## [Aim]
Omit every picture and return the rest of the data unaltered.

## [Task input]
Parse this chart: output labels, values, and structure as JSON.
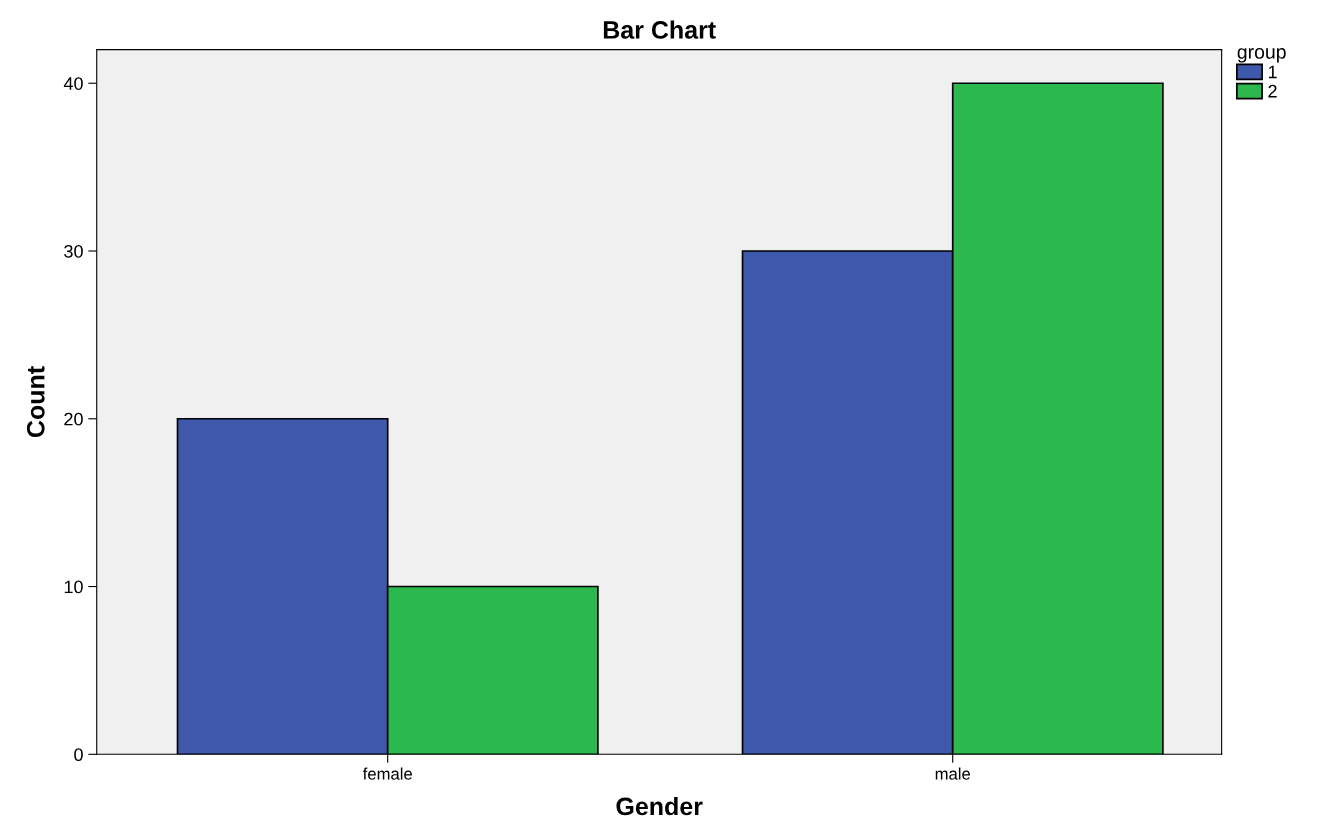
{
  "chart_data": {
    "type": "bar",
    "title": "Bar Chart",
    "xlabel": "Gender",
    "ylabel": "Count",
    "legend_title": "group",
    "categories": [
      "female",
      "male"
    ],
    "series": [
      {
        "name": "1",
        "color": "#3e58ac",
        "values": [
          20,
          30
        ]
      },
      {
        "name": "2",
        "color": "#2db84d",
        "values": [
          10,
          40
        ]
      }
    ],
    "ylim": [
      0,
      42
    ],
    "yticks": [
      0,
      10,
      20,
      30,
      40
    ],
    "grid": false,
    "legend": "top right"
  }
}
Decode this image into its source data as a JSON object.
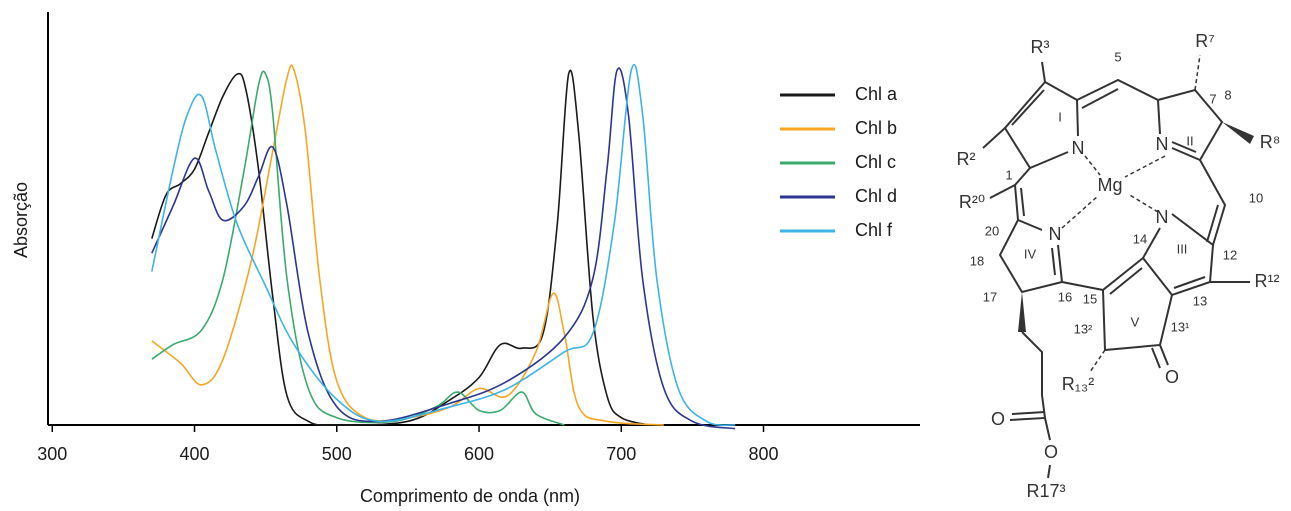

## [Response below]
Parse this chart: output labels, values, and structure as JSON.
{
  "chart_data": {
    "type": "bar",
    "title": "Bar Chart",
    "xlabel": "Gender",
    "ylabel": "Count",
    "legend_title": "group",
    "categories": [
      "female",
      "male"
    ],
    "series": [
      {
        "name": "1",
        "color": "#3e58ac",
        "values": [
          20,
          30
        ]
      },
      {
        "name": "2",
        "color": "#2db84d",
        "values": [
          10,
          40
        ]
      }
    ],
    "ylim": [
      0,
      42
    ],
    "yticks": [
      0,
      10,
      20,
      30,
      40
    ],
    "grid": false,
    "legend": "top right"
  }
}
Decode this image into its source data as a JSON object.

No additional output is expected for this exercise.